** Start of TEXT TO READ **

It was a long and arduous and punishing day, and did not end until four o’clock. We worked on the alphabet, and writing figures up to ten. No "reading readiness," you will observe, or playtimes, or kindergarten, or finger-painting, or songs — except for "God Save the King" and a couple of hymns — and there was a special prayer for our Dear Guides and Mentors, the King, the Parliament, the Empire, our parents and our teachers. The Union Jack was gravely saluted, and at four o’clock we genuflected to the Crucifix on the wall, as we had genuflected before and after luncheon and tea. Then we were dismissed, to worse weather, our hands and feet icy, for Miss Brothers did not believe in fires until October. But we exuberantly raced home, our faces wet with rain and our boots splashing in puddles, and our Daily Report in our pockets. We weren’t tired at all, after eight hours.

That night, after High Tea, I was introduced — as a grownup person now — to laying fires in the parlor, the dining-room, and my parents’ room, and to lugging out the ashes. This had been the usual job for Agnes, the maid, but as I was now a schoolgirl it was my job. I thought nothing of it, nor was disturbed that I was called down from my bedroom at nine to wipe my parents’ dinner dishes — a new job. The scullery was warm, and Agnes had many blood-curdling tales of beasties and ghosties to tell.

I wasn’t thrashed at school or by my parents for a whole week, and very soon I was reading and writing simple sentences, and was being introduced to Latin. There was little playtime in my busy life from then on, only half an hour’s recreation at school, after lunch, and what I could snatch at home between High Tea and my parents’ dishes and the laying of new fires for the next day. Sunday was no quiet day. I spent three hours in Sunday-school, and helped Agnes with the dinner dishes, then was given an Improving Book — Bible stories — as a fun-time project, until it was time for bed. Incidentally, children of that time and place were not permitted to waste the precious hours in bed. Bedtime was between nine and ten, depending on tasks, or even later, and you were out of the quilts before six.

I was never sick, under this rigorous treatment. By the time I was six I had had two years of Latin and one of French, and was reading Shakespeare’s Sonnets, not to mention minor poets, and had had a good grounding in history and geography. No guidance counselors, no twitterings on the part of teachers, no "worry" for parents, no soft patting hands, no cherishing. We were being prepared for Life.

Was I "cowed"? Not a bit of it! Was I "fearful, insecure, timid"? Don’t be silly. I knew that life was for real, and it was up to me to deserve living, or God help me. No one else would. I was constantly being taught to be grateful to my parents for condescending to give me life, and to my teachers for teaching me and to God for letting me live. Above all, I was taught to have an independent and searching mind, to scorn weak tears, to detest dependency on the part of anybody, to be brave and to endure. To sin was intolerable. To defend yourself was demanded at all times.

** End of TEXT TO READ **
** Start of RECORD EXCERPTS **

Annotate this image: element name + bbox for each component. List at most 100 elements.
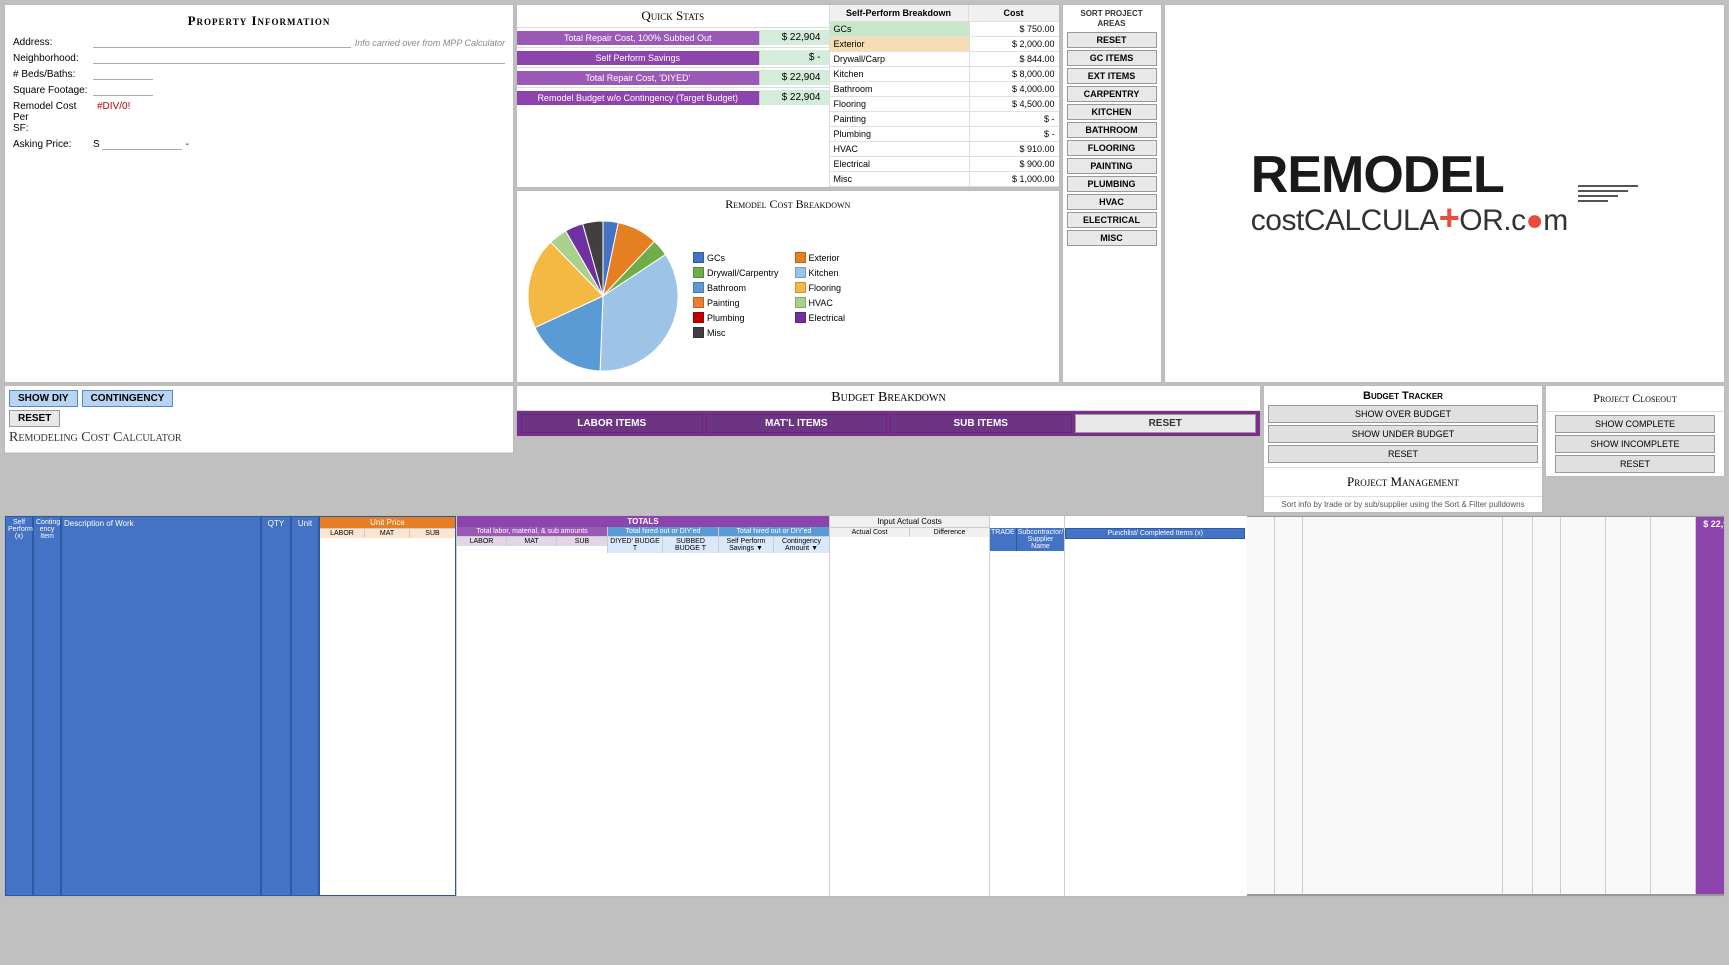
difference-col: Difference (910, 528, 989, 537)
sort-reset-button[interactable]: RESET (1067, 32, 1157, 48)
total-hired-2-header: Total hired out or DIY'ed (719, 527, 829, 537)
stats-right-label-9: Electrical (830, 157, 969, 171)
stat-row-3-value: $ 22,904 (759, 70, 829, 85)
project-closeout-title: Project Closeout (1546, 386, 1724, 412)
sqft-label: Square Footage: (13, 85, 93, 96)
remodel-cost-label2: SF: (13, 123, 93, 134)
bathroom-button[interactable]: BATHROOM (1067, 122, 1157, 138)
misc-button[interactable]: MISC (1067, 230, 1157, 246)
contingency-button[interactable]: CONTINGENCY (82, 390, 174, 407)
stats-right-header-2: Cost (969, 5, 1059, 21)
stat-row-2-value: $ - (759, 50, 829, 65)
ext-items-button[interactable]: EXT ITEMS (1067, 68, 1157, 84)
stats-right-value-1: $ 2,000.00 (969, 37, 1059, 51)
total-hired-header: Total hired out or DIY'ed (608, 527, 718, 537)
neighborhood-label: Neighborhood: (13, 53, 93, 64)
sub-items-tab[interactable]: SUB ITEMS (890, 414, 1072, 433)
remodel-logo: REMODEL costCALCULA+OR.c●m (1251, 151, 1568, 236)
hvac-button[interactable]: HVAC (1067, 194, 1157, 210)
beds-baths-input[interactable] (93, 69, 153, 80)
col-qty[interactable]: QTY (261, 516, 291, 896)
totals-unit-labor (1561, 517, 1606, 894)
closeout-reset-button[interactable]: RESET (1555, 455, 1715, 473)
budget-reset-button[interactable]: RESET (1075, 414, 1257, 433)
col-sub: SUB (410, 529, 455, 538)
show-under-budget-button[interactable]: SHOW UNDER BUDGET (1268, 425, 1538, 443)
stats-right-value-2: $ 844.00 (969, 52, 1059, 66)
stats-right-label-5: Flooring (830, 97, 969, 111)
stat-row-3-label: Total Repair Cost, 'DIYED' (517, 71, 759, 85)
stats-right-value-4: $ 4,000.00 (969, 82, 1059, 96)
sqft-input[interactable] (93, 85, 153, 96)
show-complete-button[interactable]: SHOW COMPLETE (1555, 415, 1715, 433)
total-lms-header: Total labor, material, & sub amounts (457, 527, 607, 537)
remodel-cost-value: #DIV/0! (93, 101, 130, 112)
stats-right-value-5: $ 4,500.00 (969, 97, 1059, 111)
stat-row-2-label: Self Perform Savings (517, 51, 759, 65)
col-contingency[interactable]: Conting ency Item (33, 516, 61, 896)
subbed-budget-col: SUBBED BUDGE T (663, 537, 718, 553)
stats-right-header-1: Self-Perform Breakdown (830, 5, 969, 21)
address-input[interactable] (93, 37, 351, 48)
stats-right-value-6: $ - (969, 112, 1059, 126)
tracker-reset-button[interactable]: RESET (1268, 445, 1538, 463)
stats-right-label-4: Bathroom (830, 82, 969, 96)
property-info-title: Property Information (13, 13, 505, 29)
budget-tracker-title: Budget Tracker (1268, 390, 1538, 402)
col-self-perform[interactable]: Self Perform (x) (5, 516, 33, 896)
stats-right-label-6: Painting (830, 112, 969, 126)
totals-unit-mat (1606, 517, 1651, 894)
trade-col: TRADE (990, 528, 1017, 551)
stat-row-1-value: $ 22,904 (759, 30, 829, 45)
stats-right-value-7: $ - (969, 127, 1059, 141)
asking-price-prefix: S (93, 139, 100, 150)
stats-right-label-3: Kitchen (830, 67, 969, 81)
totals-qty (1503, 517, 1533, 894)
matl-items-tab[interactable]: MAT'L ITEMS (706, 414, 888, 433)
asking-price-input[interactable] (102, 139, 182, 150)
stats-right-value-3: $ 8,000.00 (969, 67, 1059, 81)
budget-col-labor: LABOR (457, 537, 507, 546)
kitchen-button[interactable]: KITCHEN (1067, 104, 1157, 120)
show-over-budget-button[interactable]: SHOW OVER BUDGET (1268, 405, 1538, 423)
stats-right-label-10: Misc (830, 172, 969, 186)
stats-right-label-8: HVAC (830, 142, 969, 156)
electrical-button[interactable]: ELECTRICAL (1067, 212, 1157, 228)
beds-baths-label: # Beds/Baths: (13, 69, 93, 80)
subcontractor-col: Subcontractor/ Supplier Name (1017, 528, 1065, 551)
pie-chart-svg (523, 216, 683, 376)
labor-items-tab[interactable]: LABOR ITEMS (521, 414, 703, 433)
project-mgmt-title: Project Management (1264, 468, 1542, 497)
calc-reset-button[interactable]: RESET (9, 410, 60, 427)
budget-col-sub: SUB (557, 537, 607, 546)
col-labor: LABOR (320, 529, 365, 538)
stats-right-value-10: $ 1,000.00 (969, 172, 1059, 186)
tracker-input-header: Input Actual Costs (830, 516, 989, 528)
self-perform-col: Self Perform Savings ▼ (719, 537, 774, 553)
neighborhood-input[interactable] (93, 53, 505, 64)
carpentry-button[interactable]: CARPENTRY (1067, 86, 1157, 102)
col-description: Description of Work (61, 516, 261, 896)
totals-contingency (1275, 517, 1303, 894)
stat-row-4-value: $ 22,904 (759, 90, 829, 105)
col-mat: MAT (365, 529, 410, 538)
stats-right-label-0: GCs (830, 22, 969, 36)
asking-price-label: Asking Price: (13, 139, 93, 150)
show-incomplete-button[interactable]: SHOW INCOMPLETE (1555, 435, 1715, 453)
stats-right-value-0: $ 750.00 (969, 22, 1059, 36)
col-unit-price-header: Unit Price (320, 517, 455, 529)
totals-unit-sub (1651, 517, 1696, 894)
project-mgmt-hint: Sort info by trade or by sub/supplier us… (1264, 497, 1542, 512)
plumbing-button[interactable]: PLUMBING (1067, 176, 1157, 192)
painting-button[interactable]: PAINTING (1067, 158, 1157, 174)
show-diy-button[interactable]: SHOW DIY (9, 390, 78, 407)
flooring-button[interactable]: FLOORING (1067, 140, 1157, 156)
asking-price-value: - (186, 139, 189, 150)
col-unit[interactable]: Unit (291, 516, 319, 896)
stats-right-label-1: Exterior (830, 37, 969, 51)
contingency-col: Contingency Amount ▼ (774, 537, 829, 553)
gc-items-button[interactable]: GC ITEMS (1067, 50, 1157, 66)
actual-cost-col: Actual Cost (830, 528, 910, 537)
address-label: Address: (13, 37, 93, 48)
totals-unit (1533, 517, 1561, 894)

** End of RECORD EXCERPTS **

| COMPLETE THE FOLLOWING |
1: Please duplicate the part of the school-days passage that opens with the words containing "I was never" and closes with "prepared for Life.".
2: Write the next part of the school-days passage, starting after its final sentence.
The items have no role in any of this.

| PER-TASK OUTPUTS |
1:
I was never sick, under this rigorous treatment. By the time I was six I had had two years of Latin and one of French, and was reading Shakespeare’s Sonnets, not to mention minor poets, and had had a good grounding in history and geography. No guidance counselors, no twitterings on the part of teachers, no "worry" for parents, no soft patting hands, no cherishing. We were being prepared for Life.

2:
By the time I was five I had a baby brother, and I had to help out with his care. I rocked him in his cradle — the only time British children were indulged. I prepared his bed, helped to feed him, folded his diapers, and sat in his room until he was asleep, for fear he would smother under all those eiderdowns. I wheeled him in his carriage after school, and on Saturdays and Sundays, between times. I amused him. I bathed him. It was all part of the job of living. I also won the National Gold Medal for my essay on Charles Dickens.

The Spartan Life

When I was six my father said to me, "We are going to America, and I hear it is a very foolish and uncultured country, and so I am warning you beforehand. No nonsense, when you go to school there! They indulge their children. You are not going to be indulged. You will keep yourself to yourself, as at Home. And, another thing: Every tub must stand on its own bottom. You are six years old and not a child any longer, and we have a younger child, and so you must be self-reliant — or else."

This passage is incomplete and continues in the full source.